Count the lines below that contain the word "this". Give only the number.

---*---

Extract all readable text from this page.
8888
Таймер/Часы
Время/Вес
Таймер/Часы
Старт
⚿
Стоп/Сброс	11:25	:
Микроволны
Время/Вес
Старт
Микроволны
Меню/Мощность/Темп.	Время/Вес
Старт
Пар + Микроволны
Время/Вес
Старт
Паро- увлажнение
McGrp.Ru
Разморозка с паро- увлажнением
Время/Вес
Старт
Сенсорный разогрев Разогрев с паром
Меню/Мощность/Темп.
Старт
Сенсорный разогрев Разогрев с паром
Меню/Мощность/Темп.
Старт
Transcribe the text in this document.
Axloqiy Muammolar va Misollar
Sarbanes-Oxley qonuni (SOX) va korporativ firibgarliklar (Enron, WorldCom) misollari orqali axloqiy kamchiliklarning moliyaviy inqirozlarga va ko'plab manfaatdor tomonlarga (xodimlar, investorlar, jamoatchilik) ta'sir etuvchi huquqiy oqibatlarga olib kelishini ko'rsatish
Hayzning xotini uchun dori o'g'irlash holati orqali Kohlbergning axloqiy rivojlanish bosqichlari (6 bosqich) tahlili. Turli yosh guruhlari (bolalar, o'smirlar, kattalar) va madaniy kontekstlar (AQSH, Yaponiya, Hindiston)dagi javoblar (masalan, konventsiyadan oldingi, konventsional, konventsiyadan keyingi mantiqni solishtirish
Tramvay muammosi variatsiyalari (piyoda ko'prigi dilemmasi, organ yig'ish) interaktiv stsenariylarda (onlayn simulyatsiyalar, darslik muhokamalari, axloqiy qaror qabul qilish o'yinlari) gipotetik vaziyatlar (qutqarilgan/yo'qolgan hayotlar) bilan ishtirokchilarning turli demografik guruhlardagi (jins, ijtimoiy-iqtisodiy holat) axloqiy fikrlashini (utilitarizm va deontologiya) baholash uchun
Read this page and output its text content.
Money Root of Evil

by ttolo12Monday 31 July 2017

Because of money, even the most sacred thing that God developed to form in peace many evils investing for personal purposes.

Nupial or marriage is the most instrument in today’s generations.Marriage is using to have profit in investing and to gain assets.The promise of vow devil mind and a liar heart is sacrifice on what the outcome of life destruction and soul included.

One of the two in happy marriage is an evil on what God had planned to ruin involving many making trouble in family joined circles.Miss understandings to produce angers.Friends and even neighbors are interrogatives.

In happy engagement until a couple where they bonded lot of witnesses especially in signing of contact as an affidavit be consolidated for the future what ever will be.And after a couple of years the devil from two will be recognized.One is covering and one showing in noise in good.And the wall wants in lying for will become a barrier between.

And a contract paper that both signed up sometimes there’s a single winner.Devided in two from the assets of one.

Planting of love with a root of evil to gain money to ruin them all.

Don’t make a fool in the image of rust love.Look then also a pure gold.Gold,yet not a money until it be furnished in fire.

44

---*---

> **Written solution**
3